■ Problem details: Which lines in the material below contain the word "produzione"? Copy each of them.

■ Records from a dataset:
◇ ◇ ◇ ◇ ◇ ◇ ◇

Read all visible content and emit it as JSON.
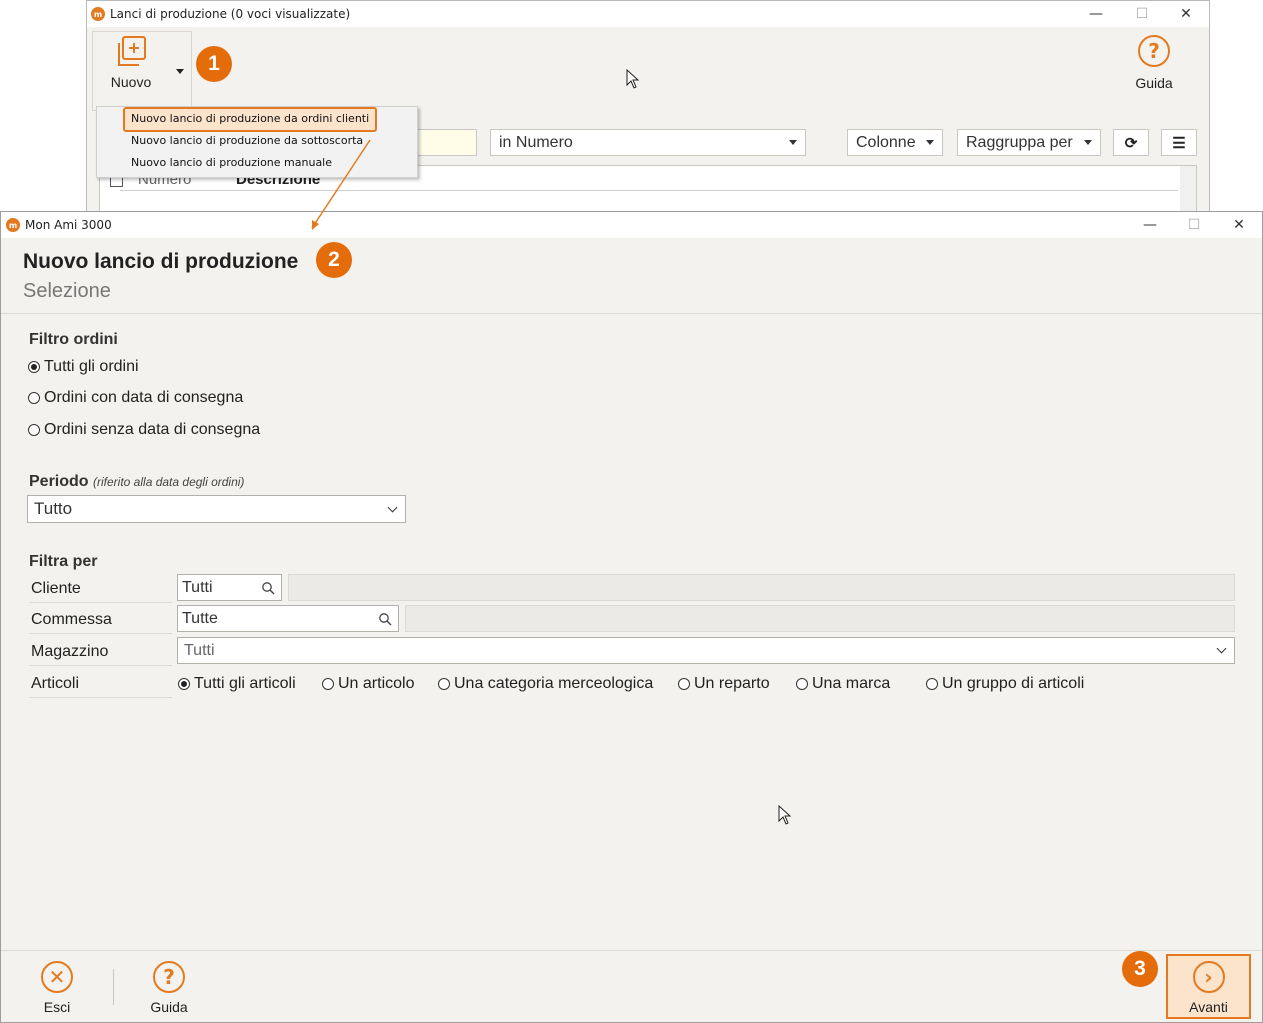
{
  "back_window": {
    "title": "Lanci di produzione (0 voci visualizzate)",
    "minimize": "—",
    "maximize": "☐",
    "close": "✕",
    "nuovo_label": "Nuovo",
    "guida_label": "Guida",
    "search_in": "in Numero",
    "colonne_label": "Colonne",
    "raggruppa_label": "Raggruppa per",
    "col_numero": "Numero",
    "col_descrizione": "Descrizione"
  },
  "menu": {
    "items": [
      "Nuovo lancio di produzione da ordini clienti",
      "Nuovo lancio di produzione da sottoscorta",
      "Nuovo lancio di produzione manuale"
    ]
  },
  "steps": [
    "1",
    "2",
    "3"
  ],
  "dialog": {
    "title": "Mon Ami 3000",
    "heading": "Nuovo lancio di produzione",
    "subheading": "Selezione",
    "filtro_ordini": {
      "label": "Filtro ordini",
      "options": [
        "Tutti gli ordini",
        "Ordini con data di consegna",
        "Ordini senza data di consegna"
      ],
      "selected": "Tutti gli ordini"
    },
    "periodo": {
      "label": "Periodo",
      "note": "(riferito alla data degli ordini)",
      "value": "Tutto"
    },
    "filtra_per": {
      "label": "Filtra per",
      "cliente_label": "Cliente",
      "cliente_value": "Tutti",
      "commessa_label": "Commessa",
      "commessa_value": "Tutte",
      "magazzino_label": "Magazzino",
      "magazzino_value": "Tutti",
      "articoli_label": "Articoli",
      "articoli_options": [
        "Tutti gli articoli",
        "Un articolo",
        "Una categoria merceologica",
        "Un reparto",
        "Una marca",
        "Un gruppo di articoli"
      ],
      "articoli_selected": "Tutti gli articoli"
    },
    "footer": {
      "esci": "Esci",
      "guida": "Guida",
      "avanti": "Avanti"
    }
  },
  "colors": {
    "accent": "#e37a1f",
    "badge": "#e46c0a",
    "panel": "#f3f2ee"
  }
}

◇ ◇ ◇ ◇ ◇ ◇ ◇

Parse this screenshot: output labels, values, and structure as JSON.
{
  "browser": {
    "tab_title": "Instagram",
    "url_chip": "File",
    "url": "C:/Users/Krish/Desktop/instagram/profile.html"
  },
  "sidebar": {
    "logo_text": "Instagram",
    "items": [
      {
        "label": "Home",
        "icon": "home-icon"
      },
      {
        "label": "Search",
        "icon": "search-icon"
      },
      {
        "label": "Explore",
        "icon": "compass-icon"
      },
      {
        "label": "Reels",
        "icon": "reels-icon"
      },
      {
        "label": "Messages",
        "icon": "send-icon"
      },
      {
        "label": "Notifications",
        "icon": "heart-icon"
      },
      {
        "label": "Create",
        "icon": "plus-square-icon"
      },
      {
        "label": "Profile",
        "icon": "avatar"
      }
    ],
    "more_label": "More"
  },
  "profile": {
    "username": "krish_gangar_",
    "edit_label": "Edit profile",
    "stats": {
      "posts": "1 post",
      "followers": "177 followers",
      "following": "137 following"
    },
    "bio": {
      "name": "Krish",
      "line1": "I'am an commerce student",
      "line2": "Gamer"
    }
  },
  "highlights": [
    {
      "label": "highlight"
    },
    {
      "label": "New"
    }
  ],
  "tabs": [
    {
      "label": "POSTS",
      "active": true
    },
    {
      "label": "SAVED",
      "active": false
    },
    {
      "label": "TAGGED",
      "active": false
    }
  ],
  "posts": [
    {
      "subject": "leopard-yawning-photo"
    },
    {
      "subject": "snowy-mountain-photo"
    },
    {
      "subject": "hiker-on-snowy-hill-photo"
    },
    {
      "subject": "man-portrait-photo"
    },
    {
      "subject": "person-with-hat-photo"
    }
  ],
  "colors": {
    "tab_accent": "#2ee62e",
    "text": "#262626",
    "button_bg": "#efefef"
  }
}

◇ ◇ ◇ ◇ ◇ ◇ ◇

■ Full response:
    "title": "Lanci di produzione (0 voci visualizzate)",
      "Nuovo lancio di produzione da ordini clienti",
      "Nuovo lancio di produzione da sottoscorta",
      "Nuovo lancio di produzione manuale"
    "heading": "Nuovo lancio di produzione",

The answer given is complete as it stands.